DATA SHOWN ::
..............................

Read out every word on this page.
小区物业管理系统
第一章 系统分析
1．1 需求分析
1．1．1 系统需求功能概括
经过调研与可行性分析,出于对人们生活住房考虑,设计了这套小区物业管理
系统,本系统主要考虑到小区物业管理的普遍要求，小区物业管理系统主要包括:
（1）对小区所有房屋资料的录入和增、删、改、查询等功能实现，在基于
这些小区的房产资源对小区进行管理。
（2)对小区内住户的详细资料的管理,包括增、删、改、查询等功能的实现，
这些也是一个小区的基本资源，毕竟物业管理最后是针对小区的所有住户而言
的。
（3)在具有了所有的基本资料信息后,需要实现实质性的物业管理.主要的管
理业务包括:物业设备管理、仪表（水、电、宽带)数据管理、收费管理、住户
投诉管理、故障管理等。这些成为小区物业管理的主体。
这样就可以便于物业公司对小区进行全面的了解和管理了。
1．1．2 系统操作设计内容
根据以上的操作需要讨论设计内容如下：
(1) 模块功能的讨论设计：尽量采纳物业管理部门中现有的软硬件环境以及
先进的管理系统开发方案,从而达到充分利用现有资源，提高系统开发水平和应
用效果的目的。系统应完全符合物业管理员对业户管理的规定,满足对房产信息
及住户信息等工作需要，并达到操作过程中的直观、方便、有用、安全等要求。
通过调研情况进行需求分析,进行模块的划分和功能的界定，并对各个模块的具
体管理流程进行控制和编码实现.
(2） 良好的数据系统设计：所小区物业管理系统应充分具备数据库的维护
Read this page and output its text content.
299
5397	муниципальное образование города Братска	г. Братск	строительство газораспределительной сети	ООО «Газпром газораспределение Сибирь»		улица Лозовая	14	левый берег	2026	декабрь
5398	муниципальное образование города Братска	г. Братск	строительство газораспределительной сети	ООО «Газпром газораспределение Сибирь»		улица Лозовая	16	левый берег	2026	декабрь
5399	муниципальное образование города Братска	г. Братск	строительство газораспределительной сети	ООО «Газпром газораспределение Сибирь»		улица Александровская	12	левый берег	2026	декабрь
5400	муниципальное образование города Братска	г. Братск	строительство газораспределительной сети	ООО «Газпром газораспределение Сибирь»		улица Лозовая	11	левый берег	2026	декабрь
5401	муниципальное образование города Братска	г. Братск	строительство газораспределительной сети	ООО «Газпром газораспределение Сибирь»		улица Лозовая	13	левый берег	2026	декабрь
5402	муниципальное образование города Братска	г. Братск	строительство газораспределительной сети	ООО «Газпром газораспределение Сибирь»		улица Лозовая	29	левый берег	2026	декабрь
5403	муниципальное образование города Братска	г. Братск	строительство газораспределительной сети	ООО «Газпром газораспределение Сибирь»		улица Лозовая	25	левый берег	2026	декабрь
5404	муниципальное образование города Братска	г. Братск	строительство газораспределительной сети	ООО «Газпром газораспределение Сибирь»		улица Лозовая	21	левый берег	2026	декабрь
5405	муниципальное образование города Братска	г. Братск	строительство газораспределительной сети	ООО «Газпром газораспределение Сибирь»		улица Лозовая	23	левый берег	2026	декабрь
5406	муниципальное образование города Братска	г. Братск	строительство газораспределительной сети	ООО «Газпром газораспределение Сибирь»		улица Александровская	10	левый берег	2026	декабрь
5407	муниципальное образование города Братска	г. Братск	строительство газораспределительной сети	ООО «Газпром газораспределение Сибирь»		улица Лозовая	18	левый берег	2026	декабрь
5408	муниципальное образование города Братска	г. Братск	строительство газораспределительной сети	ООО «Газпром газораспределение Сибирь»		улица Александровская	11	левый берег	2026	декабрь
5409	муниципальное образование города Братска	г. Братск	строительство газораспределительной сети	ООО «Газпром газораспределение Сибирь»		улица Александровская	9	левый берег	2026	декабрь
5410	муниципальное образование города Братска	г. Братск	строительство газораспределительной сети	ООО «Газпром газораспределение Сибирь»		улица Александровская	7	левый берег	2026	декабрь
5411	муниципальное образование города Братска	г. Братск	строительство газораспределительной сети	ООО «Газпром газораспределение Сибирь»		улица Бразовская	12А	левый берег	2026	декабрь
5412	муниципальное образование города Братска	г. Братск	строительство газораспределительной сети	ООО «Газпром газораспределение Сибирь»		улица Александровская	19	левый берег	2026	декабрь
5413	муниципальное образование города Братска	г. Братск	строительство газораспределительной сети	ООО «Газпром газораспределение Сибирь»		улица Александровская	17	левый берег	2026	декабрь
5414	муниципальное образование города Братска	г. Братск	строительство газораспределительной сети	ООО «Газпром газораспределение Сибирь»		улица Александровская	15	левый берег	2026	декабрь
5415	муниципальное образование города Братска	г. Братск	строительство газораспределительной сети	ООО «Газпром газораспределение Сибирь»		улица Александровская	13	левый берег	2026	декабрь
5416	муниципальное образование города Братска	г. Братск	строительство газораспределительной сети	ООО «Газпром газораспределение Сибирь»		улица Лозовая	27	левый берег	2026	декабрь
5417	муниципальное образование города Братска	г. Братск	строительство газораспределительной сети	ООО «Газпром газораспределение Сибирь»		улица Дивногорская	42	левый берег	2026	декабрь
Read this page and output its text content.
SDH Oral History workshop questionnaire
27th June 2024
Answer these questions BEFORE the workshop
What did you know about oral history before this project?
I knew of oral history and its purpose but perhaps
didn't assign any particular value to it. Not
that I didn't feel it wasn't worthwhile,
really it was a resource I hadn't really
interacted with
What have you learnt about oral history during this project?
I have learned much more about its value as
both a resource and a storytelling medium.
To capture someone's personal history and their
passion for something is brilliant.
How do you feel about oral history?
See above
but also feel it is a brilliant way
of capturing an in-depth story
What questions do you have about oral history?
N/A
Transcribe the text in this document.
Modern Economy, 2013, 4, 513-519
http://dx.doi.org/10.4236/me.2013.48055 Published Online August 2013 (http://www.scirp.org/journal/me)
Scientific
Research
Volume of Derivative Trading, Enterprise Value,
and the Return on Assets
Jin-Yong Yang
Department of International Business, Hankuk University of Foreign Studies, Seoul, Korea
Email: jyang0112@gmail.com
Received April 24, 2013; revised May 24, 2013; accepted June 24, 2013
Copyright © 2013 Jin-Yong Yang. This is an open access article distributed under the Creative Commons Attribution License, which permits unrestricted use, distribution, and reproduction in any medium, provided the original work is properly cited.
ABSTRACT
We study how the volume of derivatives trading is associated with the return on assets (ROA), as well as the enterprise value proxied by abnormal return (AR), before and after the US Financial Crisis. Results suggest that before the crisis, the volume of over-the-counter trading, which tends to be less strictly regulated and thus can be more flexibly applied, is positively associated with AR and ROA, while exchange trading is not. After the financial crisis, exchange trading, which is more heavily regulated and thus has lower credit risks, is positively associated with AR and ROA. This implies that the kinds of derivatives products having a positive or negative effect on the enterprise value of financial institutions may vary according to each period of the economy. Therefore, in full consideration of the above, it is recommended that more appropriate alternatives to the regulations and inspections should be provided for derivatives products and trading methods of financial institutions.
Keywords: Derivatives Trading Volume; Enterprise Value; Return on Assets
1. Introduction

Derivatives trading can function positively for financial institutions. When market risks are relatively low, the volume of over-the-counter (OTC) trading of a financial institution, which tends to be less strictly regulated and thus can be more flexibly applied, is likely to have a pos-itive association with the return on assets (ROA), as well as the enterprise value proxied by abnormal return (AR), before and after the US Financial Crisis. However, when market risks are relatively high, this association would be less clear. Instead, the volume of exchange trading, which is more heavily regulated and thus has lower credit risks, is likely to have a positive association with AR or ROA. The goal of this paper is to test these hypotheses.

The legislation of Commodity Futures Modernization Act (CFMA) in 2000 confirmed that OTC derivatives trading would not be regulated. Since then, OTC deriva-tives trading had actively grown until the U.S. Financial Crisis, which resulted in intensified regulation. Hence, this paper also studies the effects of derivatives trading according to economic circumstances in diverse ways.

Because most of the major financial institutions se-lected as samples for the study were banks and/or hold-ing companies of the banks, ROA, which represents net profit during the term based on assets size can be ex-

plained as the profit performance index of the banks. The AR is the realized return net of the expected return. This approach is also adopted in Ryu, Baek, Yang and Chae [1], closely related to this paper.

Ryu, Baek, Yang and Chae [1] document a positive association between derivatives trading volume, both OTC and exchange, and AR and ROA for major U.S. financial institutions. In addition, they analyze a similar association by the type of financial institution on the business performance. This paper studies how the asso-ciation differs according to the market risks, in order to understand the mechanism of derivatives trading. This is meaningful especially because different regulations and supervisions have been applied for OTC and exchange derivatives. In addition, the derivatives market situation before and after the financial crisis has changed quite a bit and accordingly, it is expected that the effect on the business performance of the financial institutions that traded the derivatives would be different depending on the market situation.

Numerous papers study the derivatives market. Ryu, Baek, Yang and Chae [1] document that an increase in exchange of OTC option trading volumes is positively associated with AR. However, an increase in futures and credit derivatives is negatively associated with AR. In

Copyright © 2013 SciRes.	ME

..............................

STATED GOAL ::
From the records above, pull out every line containing the word "about".

RESPONSE TO THIS EXERCISE ::
What did you know about oral history before this project?
What have you learnt about oral history during this project?
I have learned much more about its value as
How do you feel about oral history?
What questions do you have about oral history?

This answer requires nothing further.